[GOAL]: Repeat exactly each line of the data provided below.

□ □ □ □ □

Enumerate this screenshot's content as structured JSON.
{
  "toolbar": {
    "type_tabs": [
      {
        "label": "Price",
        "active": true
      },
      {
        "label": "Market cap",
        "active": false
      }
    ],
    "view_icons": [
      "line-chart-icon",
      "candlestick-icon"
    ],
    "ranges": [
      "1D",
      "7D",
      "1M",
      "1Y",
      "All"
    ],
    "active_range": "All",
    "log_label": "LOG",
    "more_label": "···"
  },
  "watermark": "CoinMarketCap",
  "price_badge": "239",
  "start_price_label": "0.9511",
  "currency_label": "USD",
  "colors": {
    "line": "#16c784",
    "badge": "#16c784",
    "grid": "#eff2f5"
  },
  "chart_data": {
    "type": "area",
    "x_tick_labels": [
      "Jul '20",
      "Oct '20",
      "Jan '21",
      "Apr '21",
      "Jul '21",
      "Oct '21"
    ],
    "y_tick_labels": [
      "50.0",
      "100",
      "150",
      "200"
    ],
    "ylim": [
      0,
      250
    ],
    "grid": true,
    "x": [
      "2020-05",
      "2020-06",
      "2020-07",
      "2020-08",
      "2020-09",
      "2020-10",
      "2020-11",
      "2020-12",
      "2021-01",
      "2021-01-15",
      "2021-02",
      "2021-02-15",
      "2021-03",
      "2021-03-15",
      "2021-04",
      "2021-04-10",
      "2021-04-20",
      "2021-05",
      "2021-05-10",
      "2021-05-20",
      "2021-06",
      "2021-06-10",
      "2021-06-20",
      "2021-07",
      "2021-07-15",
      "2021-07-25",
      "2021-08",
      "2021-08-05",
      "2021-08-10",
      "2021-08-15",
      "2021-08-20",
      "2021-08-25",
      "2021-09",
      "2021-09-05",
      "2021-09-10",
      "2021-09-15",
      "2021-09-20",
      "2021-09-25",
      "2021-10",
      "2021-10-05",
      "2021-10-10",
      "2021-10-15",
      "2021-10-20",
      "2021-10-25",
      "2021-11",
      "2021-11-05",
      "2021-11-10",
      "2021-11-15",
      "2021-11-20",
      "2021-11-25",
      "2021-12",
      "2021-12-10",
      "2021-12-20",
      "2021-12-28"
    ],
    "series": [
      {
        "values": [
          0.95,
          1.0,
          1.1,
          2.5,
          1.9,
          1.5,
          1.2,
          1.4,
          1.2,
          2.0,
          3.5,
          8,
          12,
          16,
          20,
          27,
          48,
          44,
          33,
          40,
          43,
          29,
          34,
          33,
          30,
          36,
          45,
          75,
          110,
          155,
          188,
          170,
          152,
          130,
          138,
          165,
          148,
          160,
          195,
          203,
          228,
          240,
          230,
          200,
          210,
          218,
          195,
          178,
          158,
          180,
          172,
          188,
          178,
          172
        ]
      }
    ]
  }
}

□ □ □ □ □

[WRITTEN SOLUTION]:
Enumerate this screenshot's content as structured JSON.
{
  "toolbar": {
    "type_tabs": [
      {
        "label": "Price",
        "active": true
      },
      {
        "label": "Market cap",
        "active": false
      }
    ],
    "view_icons": [
      "line-chart-icon",
      "candlestick-icon"
    ],
    "ranges": [
      "1D",
      "7D",
      "1M",
      "1Y",
      "All"
    ],
    "active_range": "All",
    "log_label": "LOG",
    "more_label": "···"
  },
  "watermark": "CoinMarketCap",
  "price_badge": "239",
  "start_price_label": "0.9511",
  "currency_label": "USD",
  "colors": {
    "line": "#16c784",
    "badge": "#16c784",
    "grid": "#eff2f5"
  },
  "chart_data": {
    "type": "area",
    "x_tick_labels": [
      "Jul '20",
      "Oct '20",
      "Jan '21",
      "Apr '21",
      "Jul '21",
      "Oct '21"
    ],
    "y_tick_labels": [
      "50.0",
      "100",
      "150",
      "200"
    ],
    "ylim": [
      0,
      250
    ],
    "grid": true,
    "x": [
      "2020-05",
      "2020-06",
      "2020-07",
      "2020-08",
      "2020-09",
      "2020-10",
      "2020-11",
      "2020-12",
      "2021-01",
      "2021-01-15",
      "2021-02",
      "2021-02-15",
      "2021-03",
      "2021-03-15",
      "2021-04",
      "2021-04-10",
      "2021-04-20",
      "2021-05",
      "2021-05-10",
      "2021-05-20",
      "2021-06",
      "2021-06-10",
      "2021-06-20",
      "2021-07",
      "2021-07-15",
      "2021-07-25",
      "2021-08",
      "2021-08-05",
      "2021-08-10",
      "2021-08-15",
      "2021-08-20",
      "2021-08-25",
      "2021-09",
      "2021-09-05",
      "2021-09-10",
      "2021-09-15",
      "2021-09-20",
      "2021-09-25",
      "2021-10",
      "2021-10-05",
      "2021-10-10",
      "2021-10-15",
      "2021-10-20",
      "2021-10-25",
      "2021-11",
      "2021-11-05",
      "2021-11-10",
      "2021-11-15",
      "2021-11-20",
      "2021-11-25",
      "2021-12",
      "2021-12-10",
      "2021-12-20",
      "2021-12-28"
    ],
    "series": [
      {
        "values": [
          0.95,
          1.0,
          1.1,
          2.5,
          1.9,
          1.5,
          1.2,
          1.4,
          1.2,
          2.0,
          3.5,
          8,
          12,
          16,
          20,
          27,
          48,
          44,
          33,
          40,
          43,
          29,
          34,
          33,
          30,
          36,
          45,
          75,
          110,
          155,
          188,
          170,
          152,
          130,
          138,
          165,
          148,
          160,
          195,
          203,
          228,
          240,
          230,
          200,
          210,
          218,
          195,
          178,
          158,
          180,
          172,
          188,
          178,
          172
        ]
      }
    ]
  }
}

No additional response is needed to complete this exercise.